--- start Material ---

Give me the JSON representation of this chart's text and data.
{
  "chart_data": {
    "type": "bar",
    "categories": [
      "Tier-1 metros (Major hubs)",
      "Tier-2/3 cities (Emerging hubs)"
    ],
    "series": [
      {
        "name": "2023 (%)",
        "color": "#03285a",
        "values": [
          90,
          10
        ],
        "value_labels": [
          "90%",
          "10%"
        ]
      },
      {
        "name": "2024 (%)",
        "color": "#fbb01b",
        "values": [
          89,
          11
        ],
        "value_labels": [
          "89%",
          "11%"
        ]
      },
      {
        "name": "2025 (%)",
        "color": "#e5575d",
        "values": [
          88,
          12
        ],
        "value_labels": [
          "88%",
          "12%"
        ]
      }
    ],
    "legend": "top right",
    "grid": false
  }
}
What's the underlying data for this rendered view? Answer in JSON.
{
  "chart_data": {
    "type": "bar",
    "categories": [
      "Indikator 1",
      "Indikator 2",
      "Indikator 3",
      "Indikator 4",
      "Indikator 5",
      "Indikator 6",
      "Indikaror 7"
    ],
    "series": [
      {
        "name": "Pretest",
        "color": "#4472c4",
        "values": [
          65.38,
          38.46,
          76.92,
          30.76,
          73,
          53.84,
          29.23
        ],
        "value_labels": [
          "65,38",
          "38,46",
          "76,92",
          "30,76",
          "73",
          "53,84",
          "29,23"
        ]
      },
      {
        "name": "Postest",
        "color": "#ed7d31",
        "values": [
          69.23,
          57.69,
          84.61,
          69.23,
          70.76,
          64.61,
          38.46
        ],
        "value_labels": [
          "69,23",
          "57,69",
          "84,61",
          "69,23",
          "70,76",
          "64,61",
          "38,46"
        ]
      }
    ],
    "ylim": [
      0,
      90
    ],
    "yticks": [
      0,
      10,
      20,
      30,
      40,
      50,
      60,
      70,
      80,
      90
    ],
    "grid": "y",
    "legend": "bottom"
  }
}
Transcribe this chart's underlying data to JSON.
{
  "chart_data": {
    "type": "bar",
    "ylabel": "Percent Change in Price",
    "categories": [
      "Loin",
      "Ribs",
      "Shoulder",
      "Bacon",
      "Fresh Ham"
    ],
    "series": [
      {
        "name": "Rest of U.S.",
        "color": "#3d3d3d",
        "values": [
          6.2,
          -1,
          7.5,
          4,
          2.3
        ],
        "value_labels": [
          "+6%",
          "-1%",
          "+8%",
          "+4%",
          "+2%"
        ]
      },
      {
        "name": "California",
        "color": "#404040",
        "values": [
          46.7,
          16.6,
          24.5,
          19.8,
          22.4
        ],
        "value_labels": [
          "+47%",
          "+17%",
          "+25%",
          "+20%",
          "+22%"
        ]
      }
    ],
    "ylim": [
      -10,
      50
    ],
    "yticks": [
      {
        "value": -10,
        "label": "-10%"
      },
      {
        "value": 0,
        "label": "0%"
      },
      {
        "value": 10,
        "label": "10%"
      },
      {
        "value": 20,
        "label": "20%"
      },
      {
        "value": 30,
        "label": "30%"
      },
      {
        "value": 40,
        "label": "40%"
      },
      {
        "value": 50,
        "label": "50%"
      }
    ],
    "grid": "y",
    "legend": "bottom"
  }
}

--- end Material ---

Exercise brief:
In the records above, how many lines include "JSON"? Give that number and nothing more.

Solution for this problem:
3